#### Data for processing:
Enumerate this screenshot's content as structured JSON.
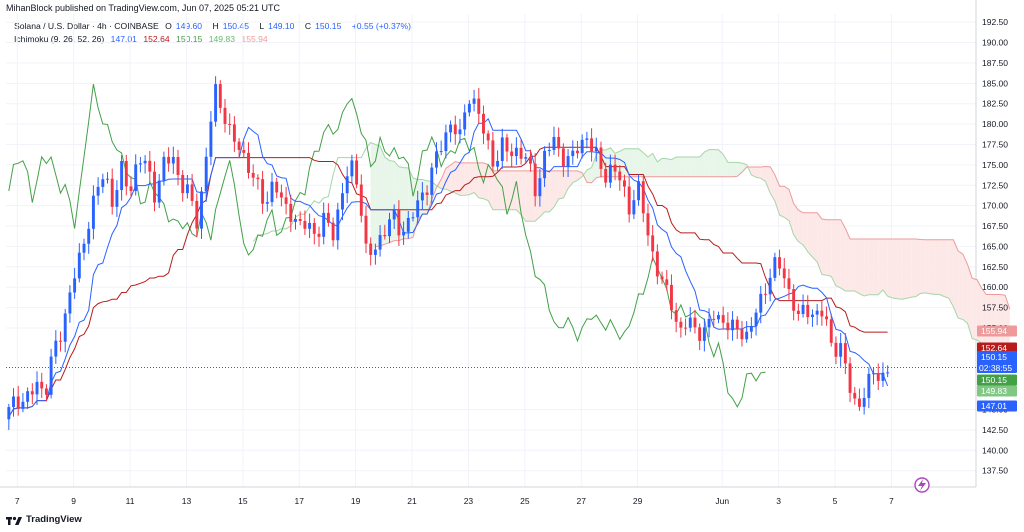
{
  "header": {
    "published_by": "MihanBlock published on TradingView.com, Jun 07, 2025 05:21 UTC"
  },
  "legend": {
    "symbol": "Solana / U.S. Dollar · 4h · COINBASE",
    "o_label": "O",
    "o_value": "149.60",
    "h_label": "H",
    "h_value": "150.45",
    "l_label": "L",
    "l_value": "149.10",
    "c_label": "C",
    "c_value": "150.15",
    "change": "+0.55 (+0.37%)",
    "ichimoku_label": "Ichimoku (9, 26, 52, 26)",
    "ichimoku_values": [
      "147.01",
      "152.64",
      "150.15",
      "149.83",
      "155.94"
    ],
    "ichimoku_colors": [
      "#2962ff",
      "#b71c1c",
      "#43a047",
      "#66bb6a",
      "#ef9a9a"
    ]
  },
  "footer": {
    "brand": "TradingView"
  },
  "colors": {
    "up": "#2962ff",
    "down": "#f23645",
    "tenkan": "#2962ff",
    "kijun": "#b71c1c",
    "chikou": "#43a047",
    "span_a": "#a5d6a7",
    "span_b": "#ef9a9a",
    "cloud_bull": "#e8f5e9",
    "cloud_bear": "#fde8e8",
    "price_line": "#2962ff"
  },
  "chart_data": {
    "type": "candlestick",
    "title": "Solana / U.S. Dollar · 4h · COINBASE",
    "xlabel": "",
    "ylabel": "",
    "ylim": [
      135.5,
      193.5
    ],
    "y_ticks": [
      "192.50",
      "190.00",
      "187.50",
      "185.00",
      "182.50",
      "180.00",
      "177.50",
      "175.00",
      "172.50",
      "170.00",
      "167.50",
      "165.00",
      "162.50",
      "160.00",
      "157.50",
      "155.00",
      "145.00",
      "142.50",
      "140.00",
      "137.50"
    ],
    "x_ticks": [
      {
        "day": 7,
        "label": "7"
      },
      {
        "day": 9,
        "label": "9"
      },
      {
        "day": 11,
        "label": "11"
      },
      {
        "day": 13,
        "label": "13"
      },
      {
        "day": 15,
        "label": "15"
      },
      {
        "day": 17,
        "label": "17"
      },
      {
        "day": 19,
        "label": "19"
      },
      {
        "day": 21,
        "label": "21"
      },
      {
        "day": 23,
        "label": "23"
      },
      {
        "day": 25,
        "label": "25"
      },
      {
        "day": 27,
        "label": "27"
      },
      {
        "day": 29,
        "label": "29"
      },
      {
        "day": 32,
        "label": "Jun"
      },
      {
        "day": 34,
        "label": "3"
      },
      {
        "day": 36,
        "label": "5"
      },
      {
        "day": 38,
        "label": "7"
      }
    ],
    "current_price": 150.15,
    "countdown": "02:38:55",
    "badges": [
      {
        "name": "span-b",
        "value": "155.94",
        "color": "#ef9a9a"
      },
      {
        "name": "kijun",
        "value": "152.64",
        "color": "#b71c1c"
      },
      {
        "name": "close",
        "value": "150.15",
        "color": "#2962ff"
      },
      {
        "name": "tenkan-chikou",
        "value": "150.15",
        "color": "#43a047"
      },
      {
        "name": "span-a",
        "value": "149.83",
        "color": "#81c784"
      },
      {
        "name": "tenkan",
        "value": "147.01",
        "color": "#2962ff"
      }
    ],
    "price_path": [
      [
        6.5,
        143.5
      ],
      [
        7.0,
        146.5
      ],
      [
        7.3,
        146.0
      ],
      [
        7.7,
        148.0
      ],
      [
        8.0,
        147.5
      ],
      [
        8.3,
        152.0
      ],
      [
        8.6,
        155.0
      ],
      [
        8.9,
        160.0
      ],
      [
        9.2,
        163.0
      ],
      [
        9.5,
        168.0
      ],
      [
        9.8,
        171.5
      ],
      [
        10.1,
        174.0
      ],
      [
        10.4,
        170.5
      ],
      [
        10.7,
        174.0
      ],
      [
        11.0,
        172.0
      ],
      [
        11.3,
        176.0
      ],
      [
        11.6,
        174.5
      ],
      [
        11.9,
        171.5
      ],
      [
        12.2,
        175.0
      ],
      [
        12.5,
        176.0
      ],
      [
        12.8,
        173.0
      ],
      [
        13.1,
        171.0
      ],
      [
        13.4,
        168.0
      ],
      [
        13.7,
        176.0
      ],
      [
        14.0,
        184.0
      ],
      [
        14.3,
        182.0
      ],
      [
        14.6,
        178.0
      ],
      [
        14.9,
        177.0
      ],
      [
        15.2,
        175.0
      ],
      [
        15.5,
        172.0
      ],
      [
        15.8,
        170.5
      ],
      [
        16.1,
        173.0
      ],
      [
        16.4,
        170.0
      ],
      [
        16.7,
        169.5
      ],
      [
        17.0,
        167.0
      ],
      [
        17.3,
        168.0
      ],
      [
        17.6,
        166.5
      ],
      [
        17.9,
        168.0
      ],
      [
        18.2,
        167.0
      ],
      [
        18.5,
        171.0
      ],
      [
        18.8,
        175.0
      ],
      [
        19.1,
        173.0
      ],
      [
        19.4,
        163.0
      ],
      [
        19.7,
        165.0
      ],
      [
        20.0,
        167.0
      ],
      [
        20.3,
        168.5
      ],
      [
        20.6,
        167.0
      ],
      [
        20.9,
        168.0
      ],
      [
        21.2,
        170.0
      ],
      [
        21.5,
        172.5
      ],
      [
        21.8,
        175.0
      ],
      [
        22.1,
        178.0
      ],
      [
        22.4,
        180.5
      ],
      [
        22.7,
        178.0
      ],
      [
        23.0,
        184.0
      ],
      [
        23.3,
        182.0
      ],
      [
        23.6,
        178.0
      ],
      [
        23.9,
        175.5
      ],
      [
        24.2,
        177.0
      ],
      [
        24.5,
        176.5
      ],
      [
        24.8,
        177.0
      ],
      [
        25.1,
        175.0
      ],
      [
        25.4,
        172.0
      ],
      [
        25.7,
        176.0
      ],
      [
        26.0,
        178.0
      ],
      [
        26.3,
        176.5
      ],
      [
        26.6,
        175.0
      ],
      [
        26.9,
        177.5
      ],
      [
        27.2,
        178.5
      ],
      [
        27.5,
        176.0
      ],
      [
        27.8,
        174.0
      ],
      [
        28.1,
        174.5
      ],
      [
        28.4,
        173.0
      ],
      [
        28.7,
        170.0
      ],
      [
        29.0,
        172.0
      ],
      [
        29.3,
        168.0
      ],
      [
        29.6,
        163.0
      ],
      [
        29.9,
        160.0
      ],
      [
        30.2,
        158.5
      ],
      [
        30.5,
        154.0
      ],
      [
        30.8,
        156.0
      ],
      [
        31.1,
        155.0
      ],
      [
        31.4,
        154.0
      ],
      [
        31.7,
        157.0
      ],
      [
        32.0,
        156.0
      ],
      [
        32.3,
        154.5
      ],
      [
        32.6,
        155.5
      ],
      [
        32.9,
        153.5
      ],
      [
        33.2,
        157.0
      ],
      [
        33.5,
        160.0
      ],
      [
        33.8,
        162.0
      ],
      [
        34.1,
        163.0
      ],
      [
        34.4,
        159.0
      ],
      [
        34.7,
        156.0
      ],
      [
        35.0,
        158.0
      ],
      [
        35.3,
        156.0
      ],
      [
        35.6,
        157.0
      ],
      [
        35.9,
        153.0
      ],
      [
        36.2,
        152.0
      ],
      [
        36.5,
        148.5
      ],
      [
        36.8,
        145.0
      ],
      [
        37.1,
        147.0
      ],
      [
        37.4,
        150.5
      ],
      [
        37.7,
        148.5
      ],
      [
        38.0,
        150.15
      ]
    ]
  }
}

#### Task instructions:
In this exercise, set down all of the data exactly, without the pictures.

#### Answer to this task:
Enumerate this screenshot's content as structured JSON.
{
  "header": {
    "published_by": "MihanBlock published on TradingView.com, Jun 07, 2025 05:21 UTC"
  },
  "legend": {
    "symbol": "Solana / U.S. Dollar · 4h · COINBASE",
    "o_label": "O",
    "o_value": "149.60",
    "h_label": "H",
    "h_value": "150.45",
    "l_label": "L",
    "l_value": "149.10",
    "c_label": "C",
    "c_value": "150.15",
    "change": "+0.55 (+0.37%)",
    "ichimoku_label": "Ichimoku (9, 26, 52, 26)",
    "ichimoku_values": [
      "147.01",
      "152.64",
      "150.15",
      "149.83",
      "155.94"
    ],
    "ichimoku_colors": [
      "#2962ff",
      "#b71c1c",
      "#43a047",
      "#66bb6a",
      "#ef9a9a"
    ]
  },
  "footer": {
    "brand": "TradingView"
  },
  "colors": {
    "up": "#2962ff",
    "down": "#f23645",
    "tenkan": "#2962ff",
    "kijun": "#b71c1c",
    "chikou": "#43a047",
    "span_a": "#a5d6a7",
    "span_b": "#ef9a9a",
    "cloud_bull": "#e8f5e9",
    "cloud_bear": "#fde8e8",
    "price_line": "#2962ff"
  },
  "chart_data": {
    "type": "candlestick",
    "title": "Solana / U.S. Dollar · 4h · COINBASE",
    "xlabel": "",
    "ylabel": "",
    "ylim": [
      135.5,
      193.5
    ],
    "y_ticks": [
      "192.50",
      "190.00",
      "187.50",
      "185.00",
      "182.50",
      "180.00",
      "177.50",
      "175.00",
      "172.50",
      "170.00",
      "167.50",
      "165.00",
      "162.50",
      "160.00",
      "157.50",
      "155.00",
      "145.00",
      "142.50",
      "140.00",
      "137.50"
    ],
    "x_ticks": [
      {
        "day": 7,
        "label": "7"
      },
      {
        "day": 9,
        "label": "9"
      },
      {
        "day": 11,
        "label": "11"
      },
      {
        "day": 13,
        "label": "13"
      },
      {
        "day": 15,
        "label": "15"
      },
      {
        "day": 17,
        "label": "17"
      },
      {
        "day": 19,
        "label": "19"
      },
      {
        "day": 21,
        "label": "21"
      },
      {
        "day": 23,
        "label": "23"
      },
      {
        "day": 25,
        "label": "25"
      },
      {
        "day": 27,
        "label": "27"
      },
      {
        "day": 29,
        "label": "29"
      },
      {
        "day": 32,
        "label": "Jun"
      },
      {
        "day": 34,
        "label": "3"
      },
      {
        "day": 36,
        "label": "5"
      },
      {
        "day": 38,
        "label": "7"
      }
    ],
    "current_price": 150.15,
    "countdown": "02:38:55",
    "badges": [
      {
        "name": "span-b",
        "value": "155.94",
        "color": "#ef9a9a"
      },
      {
        "name": "kijun",
        "value": "152.64",
        "color": "#b71c1c"
      },
      {
        "name": "close",
        "value": "150.15",
        "color": "#2962ff"
      },
      {
        "name": "tenkan-chikou",
        "value": "150.15",
        "color": "#43a047"
      },
      {
        "name": "span-a",
        "value": "149.83",
        "color": "#81c784"
      },
      {
        "name": "tenkan",
        "value": "147.01",
        "color": "#2962ff"
      }
    ],
    "price_path": [
      [
        6.5,
        143.5
      ],
      [
        7.0,
        146.5
      ],
      [
        7.3,
        146.0
      ],
      [
        7.7,
        148.0
      ],
      [
        8.0,
        147.5
      ],
      [
        8.3,
        152.0
      ],
      [
        8.6,
        155.0
      ],
      [
        8.9,
        160.0
      ],
      [
        9.2,
        163.0
      ],
      [
        9.5,
        168.0
      ],
      [
        9.8,
        171.5
      ],
      [
        10.1,
        174.0
      ],
      [
        10.4,
        170.5
      ],
      [
        10.7,
        174.0
      ],
      [
        11.0,
        172.0
      ],
      [
        11.3,
        176.0
      ],
      [
        11.6,
        174.5
      ],
      [
        11.9,
        171.5
      ],
      [
        12.2,
        175.0
      ],
      [
        12.5,
        176.0
      ],
      [
        12.8,
        173.0
      ],
      [
        13.1,
        171.0
      ],
      [
        13.4,
        168.0
      ],
      [
        13.7,
        176.0
      ],
      [
        14.0,
        184.0
      ],
      [
        14.3,
        182.0
      ],
      [
        14.6,
        178.0
      ],
      [
        14.9,
        177.0
      ],
      [
        15.2,
        175.0
      ],
      [
        15.5,
        172.0
      ],
      [
        15.8,
        170.5
      ],
      [
        16.1,
        173.0
      ],
      [
        16.4,
        170.0
      ],
      [
        16.7,
        169.5
      ],
      [
        17.0,
        167.0
      ],
      [
        17.3,
        168.0
      ],
      [
        17.6,
        166.5
      ],
      [
        17.9,
        168.0
      ],
      [
        18.2,
        167.0
      ],
      [
        18.5,
        171.0
      ],
      [
        18.8,
        175.0
      ],
      [
        19.1,
        173.0
      ],
      [
        19.4,
        163.0
      ],
      [
        19.7,
        165.0
      ],
      [
        20.0,
        167.0
      ],
      [
        20.3,
        168.5
      ],
      [
        20.6,
        167.0
      ],
      [
        20.9,
        168.0
      ],
      [
        21.2,
        170.0
      ],
      [
        21.5,
        172.5
      ],
      [
        21.8,
        175.0
      ],
      [
        22.1,
        178.0
      ],
      [
        22.4,
        180.5
      ],
      [
        22.7,
        178.0
      ],
      [
        23.0,
        184.0
      ],
      [
        23.3,
        182.0
      ],
      [
        23.6,
        178.0
      ],
      [
        23.9,
        175.5
      ],
      [
        24.2,
        177.0
      ],
      [
        24.5,
        176.5
      ],
      [
        24.8,
        177.0
      ],
      [
        25.1,
        175.0
      ],
      [
        25.4,
        172.0
      ],
      [
        25.7,
        176.0
      ],
      [
        26.0,
        178.0
      ],
      [
        26.3,
        176.5
      ],
      [
        26.6,
        175.0
      ],
      [
        26.9,
        177.5
      ],
      [
        27.2,
        178.5
      ],
      [
        27.5,
        176.0
      ],
      [
        27.8,
        174.0
      ],
      [
        28.1,
        174.5
      ],
      [
        28.4,
        173.0
      ],
      [
        28.7,
        170.0
      ],
      [
        29.0,
        172.0
      ],
      [
        29.3,
        168.0
      ],
      [
        29.6,
        163.0
      ],
      [
        29.9,
        160.0
      ],
      [
        30.2,
        158.5
      ],
      [
        30.5,
        154.0
      ],
      [
        30.8,
        156.0
      ],
      [
        31.1,
        155.0
      ],
      [
        31.4,
        154.0
      ],
      [
        31.7,
        157.0
      ],
      [
        32.0,
        156.0
      ],
      [
        32.3,
        154.5
      ],
      [
        32.6,
        155.5
      ],
      [
        32.9,
        153.5
      ],
      [
        33.2,
        157.0
      ],
      [
        33.5,
        160.0
      ],
      [
        33.8,
        162.0
      ],
      [
        34.1,
        163.0
      ],
      [
        34.4,
        159.0
      ],
      [
        34.7,
        156.0
      ],
      [
        35.0,
        158.0
      ],
      [
        35.3,
        156.0
      ],
      [
        35.6,
        157.0
      ],
      [
        35.9,
        153.0
      ],
      [
        36.2,
        152.0
      ],
      [
        36.5,
        148.5
      ],
      [
        36.8,
        145.0
      ],
      [
        37.1,
        147.0
      ],
      [
        37.4,
        150.5
      ],
      [
        37.7,
        148.5
      ],
      [
        38.0,
        150.15
      ]
    ]
  }
}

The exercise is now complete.